* [Aim]:
Look below. Copy each line that has "romano" in it.

* [Records for this task]:
____

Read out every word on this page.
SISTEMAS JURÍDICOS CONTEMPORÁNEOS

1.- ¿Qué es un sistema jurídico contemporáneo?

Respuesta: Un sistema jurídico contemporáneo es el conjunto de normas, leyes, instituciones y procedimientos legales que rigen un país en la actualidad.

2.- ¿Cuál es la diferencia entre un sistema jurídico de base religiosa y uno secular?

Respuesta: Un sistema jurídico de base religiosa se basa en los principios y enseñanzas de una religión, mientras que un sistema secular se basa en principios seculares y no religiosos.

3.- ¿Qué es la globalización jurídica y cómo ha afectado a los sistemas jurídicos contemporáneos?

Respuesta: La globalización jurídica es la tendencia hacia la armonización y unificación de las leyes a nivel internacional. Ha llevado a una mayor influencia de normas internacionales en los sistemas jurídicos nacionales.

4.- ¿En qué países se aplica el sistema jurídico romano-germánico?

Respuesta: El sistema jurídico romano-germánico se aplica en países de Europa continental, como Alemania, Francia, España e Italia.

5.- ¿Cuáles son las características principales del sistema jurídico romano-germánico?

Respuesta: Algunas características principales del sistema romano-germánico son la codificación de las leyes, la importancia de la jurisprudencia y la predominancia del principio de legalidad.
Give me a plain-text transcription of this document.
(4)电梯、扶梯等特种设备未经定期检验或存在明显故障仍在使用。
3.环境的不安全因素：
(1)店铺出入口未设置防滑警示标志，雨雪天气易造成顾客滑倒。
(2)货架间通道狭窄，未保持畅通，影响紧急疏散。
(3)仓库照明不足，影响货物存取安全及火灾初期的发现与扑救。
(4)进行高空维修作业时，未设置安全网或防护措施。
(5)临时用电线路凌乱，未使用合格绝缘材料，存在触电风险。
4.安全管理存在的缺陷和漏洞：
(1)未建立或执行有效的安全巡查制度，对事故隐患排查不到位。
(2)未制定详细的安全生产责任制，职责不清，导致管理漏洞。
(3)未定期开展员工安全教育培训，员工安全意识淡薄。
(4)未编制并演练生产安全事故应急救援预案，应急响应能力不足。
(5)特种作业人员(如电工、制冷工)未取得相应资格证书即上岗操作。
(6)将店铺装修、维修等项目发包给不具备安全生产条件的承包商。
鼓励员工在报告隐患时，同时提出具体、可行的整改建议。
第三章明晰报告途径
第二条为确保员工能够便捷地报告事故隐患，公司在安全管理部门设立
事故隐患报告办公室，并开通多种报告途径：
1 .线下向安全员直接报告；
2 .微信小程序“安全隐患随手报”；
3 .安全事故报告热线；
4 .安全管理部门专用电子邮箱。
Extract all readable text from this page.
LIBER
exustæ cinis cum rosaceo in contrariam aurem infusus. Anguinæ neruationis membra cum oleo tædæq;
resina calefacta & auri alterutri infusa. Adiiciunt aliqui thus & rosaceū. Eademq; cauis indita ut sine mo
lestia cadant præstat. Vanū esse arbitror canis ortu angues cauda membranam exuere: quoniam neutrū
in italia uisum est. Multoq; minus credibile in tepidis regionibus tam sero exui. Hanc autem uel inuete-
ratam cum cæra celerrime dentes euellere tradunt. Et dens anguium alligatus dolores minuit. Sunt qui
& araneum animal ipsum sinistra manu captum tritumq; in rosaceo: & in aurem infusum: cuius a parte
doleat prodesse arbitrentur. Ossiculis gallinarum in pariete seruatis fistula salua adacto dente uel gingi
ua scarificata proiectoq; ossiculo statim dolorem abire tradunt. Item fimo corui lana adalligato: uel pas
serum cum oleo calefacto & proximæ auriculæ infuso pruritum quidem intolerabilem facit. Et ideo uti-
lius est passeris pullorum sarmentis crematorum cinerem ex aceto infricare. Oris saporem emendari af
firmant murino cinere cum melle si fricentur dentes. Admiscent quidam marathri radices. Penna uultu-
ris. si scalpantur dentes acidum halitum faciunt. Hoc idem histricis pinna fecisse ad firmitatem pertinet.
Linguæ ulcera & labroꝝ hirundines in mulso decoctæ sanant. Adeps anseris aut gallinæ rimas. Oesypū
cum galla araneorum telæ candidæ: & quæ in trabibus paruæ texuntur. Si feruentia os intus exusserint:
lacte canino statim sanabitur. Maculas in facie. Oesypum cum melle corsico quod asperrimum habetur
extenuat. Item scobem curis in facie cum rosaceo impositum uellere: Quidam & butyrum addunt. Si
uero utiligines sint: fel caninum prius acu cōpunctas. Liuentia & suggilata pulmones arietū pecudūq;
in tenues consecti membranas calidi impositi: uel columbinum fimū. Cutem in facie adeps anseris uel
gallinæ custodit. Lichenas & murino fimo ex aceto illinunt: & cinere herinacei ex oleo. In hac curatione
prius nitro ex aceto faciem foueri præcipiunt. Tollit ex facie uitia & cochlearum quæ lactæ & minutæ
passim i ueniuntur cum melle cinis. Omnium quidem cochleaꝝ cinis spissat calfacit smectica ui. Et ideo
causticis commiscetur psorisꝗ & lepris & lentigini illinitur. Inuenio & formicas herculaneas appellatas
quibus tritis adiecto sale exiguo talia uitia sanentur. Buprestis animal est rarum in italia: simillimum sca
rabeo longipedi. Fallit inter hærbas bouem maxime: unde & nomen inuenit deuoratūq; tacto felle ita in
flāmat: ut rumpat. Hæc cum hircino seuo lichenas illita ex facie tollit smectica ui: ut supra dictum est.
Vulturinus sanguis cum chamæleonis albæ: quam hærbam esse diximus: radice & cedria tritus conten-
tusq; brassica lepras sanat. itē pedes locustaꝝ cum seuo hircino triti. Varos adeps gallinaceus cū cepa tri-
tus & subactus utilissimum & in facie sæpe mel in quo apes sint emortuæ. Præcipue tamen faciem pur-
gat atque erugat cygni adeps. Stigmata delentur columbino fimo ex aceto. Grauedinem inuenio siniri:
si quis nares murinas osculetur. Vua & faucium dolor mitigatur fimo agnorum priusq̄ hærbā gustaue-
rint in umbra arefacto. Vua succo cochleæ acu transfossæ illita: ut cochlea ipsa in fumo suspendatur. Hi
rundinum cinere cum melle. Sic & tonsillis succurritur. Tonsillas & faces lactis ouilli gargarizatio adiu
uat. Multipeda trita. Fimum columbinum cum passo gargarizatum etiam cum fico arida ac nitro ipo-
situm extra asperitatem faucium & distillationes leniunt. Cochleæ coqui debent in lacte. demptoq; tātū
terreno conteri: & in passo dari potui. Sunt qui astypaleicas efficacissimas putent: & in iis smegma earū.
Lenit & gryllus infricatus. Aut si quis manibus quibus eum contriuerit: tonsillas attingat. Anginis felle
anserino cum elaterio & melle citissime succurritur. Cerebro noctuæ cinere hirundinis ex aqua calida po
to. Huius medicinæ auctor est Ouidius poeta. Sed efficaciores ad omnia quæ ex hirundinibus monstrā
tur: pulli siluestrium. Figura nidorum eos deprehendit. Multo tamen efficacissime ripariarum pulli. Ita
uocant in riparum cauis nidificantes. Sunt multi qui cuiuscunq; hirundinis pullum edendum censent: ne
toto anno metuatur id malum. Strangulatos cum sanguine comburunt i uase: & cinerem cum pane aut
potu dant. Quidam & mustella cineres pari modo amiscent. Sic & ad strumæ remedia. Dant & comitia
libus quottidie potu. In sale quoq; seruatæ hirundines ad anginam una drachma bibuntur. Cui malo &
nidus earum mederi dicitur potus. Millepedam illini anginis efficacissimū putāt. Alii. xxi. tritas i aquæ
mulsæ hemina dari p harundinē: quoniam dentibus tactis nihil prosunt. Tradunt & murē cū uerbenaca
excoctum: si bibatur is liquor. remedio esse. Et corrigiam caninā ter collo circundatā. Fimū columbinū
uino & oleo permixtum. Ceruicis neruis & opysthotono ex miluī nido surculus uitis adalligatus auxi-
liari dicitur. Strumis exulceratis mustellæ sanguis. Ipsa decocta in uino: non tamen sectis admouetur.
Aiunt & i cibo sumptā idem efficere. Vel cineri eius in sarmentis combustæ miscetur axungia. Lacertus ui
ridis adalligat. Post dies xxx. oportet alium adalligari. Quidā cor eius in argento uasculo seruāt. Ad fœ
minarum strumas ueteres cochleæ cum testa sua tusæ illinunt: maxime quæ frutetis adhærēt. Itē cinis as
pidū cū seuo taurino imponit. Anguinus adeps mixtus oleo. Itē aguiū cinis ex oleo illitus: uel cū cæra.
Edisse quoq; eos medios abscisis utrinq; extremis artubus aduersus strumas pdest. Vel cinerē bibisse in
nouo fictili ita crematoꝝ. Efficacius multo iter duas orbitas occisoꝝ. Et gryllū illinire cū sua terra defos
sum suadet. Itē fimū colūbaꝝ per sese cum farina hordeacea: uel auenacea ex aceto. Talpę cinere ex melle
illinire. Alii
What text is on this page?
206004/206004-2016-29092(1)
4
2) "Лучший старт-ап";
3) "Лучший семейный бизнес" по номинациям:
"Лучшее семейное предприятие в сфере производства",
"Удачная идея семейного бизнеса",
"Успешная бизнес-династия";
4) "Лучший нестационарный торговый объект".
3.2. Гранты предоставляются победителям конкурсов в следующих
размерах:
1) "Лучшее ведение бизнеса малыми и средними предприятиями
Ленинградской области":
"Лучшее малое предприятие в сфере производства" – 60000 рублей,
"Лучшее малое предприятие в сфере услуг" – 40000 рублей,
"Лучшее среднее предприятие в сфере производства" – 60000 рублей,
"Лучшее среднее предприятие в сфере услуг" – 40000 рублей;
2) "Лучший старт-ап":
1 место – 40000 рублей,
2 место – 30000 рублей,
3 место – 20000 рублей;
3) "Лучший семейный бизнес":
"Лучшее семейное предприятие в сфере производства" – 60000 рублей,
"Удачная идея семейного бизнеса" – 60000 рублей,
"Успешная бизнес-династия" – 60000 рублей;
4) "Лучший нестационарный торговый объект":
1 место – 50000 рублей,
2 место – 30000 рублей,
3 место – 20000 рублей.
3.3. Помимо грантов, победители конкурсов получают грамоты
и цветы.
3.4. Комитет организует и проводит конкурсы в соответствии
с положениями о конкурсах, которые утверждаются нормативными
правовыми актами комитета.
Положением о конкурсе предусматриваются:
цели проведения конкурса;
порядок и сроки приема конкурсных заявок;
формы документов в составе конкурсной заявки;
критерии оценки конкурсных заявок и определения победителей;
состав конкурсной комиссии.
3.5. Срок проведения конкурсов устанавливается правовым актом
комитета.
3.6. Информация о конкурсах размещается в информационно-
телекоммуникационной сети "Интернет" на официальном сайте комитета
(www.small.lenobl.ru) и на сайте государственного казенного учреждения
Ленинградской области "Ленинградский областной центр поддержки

____

* [Solution to this exercise]:
4.- ¿En qué países se aplica el sistema jurídico romano-germánico?
Respuesta: El sistema jurídico romano-germánico se aplica en países de Europa continental, como Alemania, Francia, España e Italia.
5.- ¿Cuáles son las características principales del sistema jurídico romano-germánico?
Respuesta: Algunas características principales del sistema romano-germánico son la codificación de las leyes, la importancia de la jurisprudencia y la predominancia del principio de legalidad.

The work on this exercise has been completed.